----- Source material -----

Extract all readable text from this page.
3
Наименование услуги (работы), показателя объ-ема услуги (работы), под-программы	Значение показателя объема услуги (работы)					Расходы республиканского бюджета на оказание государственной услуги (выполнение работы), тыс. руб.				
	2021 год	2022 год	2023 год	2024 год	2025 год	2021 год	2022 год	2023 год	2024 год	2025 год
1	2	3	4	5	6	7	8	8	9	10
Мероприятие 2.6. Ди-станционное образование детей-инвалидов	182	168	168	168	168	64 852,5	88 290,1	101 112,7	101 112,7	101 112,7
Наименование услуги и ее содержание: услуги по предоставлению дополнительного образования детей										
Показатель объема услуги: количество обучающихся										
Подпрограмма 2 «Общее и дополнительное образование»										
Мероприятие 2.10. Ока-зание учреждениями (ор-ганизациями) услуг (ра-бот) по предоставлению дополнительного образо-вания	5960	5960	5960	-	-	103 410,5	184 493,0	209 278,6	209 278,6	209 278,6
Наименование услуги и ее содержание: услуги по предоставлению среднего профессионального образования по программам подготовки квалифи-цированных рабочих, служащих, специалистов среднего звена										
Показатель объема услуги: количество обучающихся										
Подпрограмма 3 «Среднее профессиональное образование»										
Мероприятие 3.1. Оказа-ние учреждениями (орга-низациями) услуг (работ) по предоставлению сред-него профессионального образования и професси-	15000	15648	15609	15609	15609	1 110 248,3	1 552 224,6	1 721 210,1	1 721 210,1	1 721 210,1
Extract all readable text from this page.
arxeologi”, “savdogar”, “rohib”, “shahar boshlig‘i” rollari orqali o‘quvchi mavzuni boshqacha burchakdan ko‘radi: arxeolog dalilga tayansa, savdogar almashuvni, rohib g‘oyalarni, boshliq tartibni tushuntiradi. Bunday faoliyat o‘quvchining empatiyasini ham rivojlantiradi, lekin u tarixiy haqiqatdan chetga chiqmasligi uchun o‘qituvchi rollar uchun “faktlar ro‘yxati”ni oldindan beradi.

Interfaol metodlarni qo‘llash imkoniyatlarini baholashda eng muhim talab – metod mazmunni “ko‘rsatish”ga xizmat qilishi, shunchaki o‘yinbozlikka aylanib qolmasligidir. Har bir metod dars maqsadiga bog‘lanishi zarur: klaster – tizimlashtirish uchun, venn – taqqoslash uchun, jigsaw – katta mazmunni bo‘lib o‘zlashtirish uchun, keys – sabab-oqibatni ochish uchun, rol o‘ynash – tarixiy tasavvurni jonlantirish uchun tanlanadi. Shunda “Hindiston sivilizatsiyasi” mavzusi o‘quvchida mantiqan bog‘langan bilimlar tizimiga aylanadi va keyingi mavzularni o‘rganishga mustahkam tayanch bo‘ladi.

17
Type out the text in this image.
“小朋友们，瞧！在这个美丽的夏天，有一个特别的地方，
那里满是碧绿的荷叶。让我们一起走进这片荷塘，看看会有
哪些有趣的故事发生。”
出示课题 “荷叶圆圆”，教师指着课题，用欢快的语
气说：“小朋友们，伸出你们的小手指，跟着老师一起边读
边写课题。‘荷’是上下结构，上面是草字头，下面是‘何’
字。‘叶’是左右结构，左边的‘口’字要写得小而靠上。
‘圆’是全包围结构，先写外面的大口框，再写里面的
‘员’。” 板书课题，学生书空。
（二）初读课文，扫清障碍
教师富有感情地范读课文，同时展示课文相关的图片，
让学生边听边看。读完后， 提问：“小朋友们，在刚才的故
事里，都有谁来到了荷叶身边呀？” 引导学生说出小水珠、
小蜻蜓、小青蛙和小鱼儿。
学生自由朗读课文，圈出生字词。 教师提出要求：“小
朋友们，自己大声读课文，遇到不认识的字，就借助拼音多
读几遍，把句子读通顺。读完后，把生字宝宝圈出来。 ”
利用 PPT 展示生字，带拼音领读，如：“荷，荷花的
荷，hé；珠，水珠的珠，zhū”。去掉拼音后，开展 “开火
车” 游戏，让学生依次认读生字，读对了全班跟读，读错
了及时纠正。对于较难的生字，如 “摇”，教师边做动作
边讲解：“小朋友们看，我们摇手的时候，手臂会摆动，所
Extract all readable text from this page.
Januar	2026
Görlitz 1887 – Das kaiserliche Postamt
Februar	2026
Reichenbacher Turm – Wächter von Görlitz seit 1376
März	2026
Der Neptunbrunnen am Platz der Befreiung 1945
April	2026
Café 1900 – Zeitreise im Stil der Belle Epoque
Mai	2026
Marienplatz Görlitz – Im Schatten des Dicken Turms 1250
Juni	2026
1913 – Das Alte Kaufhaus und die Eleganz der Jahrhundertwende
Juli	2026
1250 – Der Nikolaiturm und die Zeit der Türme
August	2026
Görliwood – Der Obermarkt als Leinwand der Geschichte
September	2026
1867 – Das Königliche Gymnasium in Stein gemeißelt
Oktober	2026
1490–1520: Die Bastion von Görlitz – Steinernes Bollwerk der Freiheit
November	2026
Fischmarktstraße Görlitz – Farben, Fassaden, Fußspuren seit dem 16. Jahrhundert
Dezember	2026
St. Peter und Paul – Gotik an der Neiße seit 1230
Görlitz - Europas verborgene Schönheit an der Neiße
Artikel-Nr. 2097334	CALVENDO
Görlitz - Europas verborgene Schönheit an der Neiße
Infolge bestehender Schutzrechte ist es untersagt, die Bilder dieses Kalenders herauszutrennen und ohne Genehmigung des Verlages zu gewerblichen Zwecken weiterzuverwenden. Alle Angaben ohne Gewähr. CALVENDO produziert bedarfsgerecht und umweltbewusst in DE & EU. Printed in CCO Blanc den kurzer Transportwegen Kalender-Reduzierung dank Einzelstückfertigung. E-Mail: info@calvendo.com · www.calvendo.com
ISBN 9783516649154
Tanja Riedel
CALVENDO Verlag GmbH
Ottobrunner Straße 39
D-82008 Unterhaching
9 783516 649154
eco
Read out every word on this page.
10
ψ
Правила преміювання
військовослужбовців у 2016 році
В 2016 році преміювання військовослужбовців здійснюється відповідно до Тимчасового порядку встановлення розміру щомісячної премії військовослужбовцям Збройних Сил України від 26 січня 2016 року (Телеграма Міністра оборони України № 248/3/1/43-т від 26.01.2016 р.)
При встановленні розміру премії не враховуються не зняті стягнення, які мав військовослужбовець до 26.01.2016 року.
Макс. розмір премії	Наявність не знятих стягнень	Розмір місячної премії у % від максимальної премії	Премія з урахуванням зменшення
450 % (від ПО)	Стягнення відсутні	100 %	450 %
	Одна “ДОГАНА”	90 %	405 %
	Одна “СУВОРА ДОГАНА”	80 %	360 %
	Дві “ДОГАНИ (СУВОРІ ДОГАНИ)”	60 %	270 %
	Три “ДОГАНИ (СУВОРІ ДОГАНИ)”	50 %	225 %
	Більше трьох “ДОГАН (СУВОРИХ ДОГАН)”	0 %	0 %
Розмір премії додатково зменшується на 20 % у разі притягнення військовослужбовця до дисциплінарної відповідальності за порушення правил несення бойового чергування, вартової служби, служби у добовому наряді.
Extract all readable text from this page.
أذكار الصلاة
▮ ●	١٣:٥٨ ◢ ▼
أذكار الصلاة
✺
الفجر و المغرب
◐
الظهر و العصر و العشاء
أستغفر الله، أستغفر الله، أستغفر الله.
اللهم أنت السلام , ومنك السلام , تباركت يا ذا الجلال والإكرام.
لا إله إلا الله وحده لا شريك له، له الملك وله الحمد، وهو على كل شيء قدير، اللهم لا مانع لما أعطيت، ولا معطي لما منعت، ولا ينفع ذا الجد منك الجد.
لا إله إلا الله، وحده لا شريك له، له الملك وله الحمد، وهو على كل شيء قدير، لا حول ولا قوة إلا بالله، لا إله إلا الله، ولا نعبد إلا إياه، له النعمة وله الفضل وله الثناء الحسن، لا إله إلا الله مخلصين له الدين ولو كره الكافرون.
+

-----

Count the lines in which the string "Одна" appears, then report only that figure.

2